The FT isn’t impressed with the Tories
Under the Tory plans, however, an unchecked and unchallenged Bank may fall into groupthink about financial stability – as it did during the decade before the crisis. The Conservatives propose recruiting a handful of outsiders to sit on a financial policy committee to inject intellectual competition into the monetary authority. But it is unrealistic to expect these few people to spot and counter biases across the Bank’s domain.
All in all – and taking into account the disruption they will cause – these plans are unwise.
Meanwhile, on the comment pages of today’s edition Philip Stevens turns back to Cameron’s speech of last week on Quangos.
Mr Cameron’s mistake was to single out Ofcom as a candidate for radical surgery. The communications regulator no doubt could tighten its belt. But it so happens that Ofcom does a vital job rather well.
Unless Mr Cameron tears up the rules of independent regulation – or breaks up the organisation into the several quangos from which it was originally created – Ofcom will indeed survive in something much like its present form. It is curious that someone who once worked in broadcasting could miss this point.

**Given data**.
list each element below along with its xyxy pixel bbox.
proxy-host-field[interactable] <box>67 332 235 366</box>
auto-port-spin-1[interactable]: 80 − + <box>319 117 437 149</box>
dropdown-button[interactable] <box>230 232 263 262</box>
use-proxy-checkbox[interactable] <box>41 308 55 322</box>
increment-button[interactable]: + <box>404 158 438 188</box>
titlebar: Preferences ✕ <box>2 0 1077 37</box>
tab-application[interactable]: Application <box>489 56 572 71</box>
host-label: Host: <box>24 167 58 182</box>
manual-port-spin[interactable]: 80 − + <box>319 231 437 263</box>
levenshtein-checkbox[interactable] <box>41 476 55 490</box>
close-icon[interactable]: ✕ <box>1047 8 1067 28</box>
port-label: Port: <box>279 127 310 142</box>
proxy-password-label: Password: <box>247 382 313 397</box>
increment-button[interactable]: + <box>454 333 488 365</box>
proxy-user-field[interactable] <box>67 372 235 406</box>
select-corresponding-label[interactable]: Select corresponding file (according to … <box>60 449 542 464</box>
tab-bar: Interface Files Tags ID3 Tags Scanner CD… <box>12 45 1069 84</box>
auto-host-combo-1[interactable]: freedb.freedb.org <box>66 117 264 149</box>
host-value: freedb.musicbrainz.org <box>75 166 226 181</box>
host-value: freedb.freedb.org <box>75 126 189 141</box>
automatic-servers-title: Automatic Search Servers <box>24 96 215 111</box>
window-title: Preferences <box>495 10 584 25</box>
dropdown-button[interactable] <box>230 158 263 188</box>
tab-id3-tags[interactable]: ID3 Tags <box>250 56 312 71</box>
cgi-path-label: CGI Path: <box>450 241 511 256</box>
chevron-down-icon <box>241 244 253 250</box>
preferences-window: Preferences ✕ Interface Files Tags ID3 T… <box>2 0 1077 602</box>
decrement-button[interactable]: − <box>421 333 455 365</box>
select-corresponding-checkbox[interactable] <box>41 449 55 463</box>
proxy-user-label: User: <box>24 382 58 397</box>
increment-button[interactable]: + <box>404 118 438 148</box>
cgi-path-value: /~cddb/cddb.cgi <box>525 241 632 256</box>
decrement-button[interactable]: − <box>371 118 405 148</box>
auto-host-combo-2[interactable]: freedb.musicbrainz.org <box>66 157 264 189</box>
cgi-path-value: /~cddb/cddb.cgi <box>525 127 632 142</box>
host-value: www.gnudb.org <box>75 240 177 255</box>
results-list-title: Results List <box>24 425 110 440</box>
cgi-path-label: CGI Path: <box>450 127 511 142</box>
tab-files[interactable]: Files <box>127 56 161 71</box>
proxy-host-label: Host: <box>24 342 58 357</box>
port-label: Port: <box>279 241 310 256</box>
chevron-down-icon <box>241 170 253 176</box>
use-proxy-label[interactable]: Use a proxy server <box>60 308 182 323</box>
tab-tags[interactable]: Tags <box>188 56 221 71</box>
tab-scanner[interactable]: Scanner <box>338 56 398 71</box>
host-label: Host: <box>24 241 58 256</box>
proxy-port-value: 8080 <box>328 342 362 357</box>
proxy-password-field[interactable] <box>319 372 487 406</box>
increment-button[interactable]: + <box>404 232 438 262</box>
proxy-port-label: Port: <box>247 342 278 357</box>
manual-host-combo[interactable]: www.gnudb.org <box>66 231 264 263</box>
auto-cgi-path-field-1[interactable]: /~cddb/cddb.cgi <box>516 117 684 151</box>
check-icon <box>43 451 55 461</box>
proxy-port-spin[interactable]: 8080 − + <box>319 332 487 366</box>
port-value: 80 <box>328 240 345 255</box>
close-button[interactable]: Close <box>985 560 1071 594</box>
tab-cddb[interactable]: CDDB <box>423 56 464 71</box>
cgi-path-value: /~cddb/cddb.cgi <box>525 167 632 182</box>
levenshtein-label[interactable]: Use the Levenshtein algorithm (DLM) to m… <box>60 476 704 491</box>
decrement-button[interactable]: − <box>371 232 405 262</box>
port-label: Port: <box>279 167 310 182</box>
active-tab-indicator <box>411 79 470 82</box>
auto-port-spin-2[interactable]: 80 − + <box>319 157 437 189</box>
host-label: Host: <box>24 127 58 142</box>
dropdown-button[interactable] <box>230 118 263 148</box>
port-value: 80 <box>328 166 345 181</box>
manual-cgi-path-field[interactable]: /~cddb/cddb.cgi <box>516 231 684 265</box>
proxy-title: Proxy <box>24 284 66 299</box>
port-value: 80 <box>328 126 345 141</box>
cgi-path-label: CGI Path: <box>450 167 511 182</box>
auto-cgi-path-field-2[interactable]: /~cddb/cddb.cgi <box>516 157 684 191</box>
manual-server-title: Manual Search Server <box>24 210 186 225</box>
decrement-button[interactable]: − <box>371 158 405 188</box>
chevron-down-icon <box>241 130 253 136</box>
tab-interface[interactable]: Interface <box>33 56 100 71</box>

**Exercise description**. Write the next part of the post on the FT's criticism of the Conservative proposals, picking up after its last sentence rather than from the data.

**Output for this task**.
As has been said before in this column, Britain has a governing party brought down by the hubris and exhaustion that come with being too long in office. What the country lacks is a credible government-in-waiting seriously preparing itself for the day when it expects to be making the decisions.
As one of the regulars in the comments section of this blog, Will M, has been arguing for a while, what is really terrifying about the Tories at the moment is not that they are ‘do nothing party’ but they are a ‘do the wrong thing party’. Whenever we get a concrete policy announcement it invariably suggests doing the wrong thing.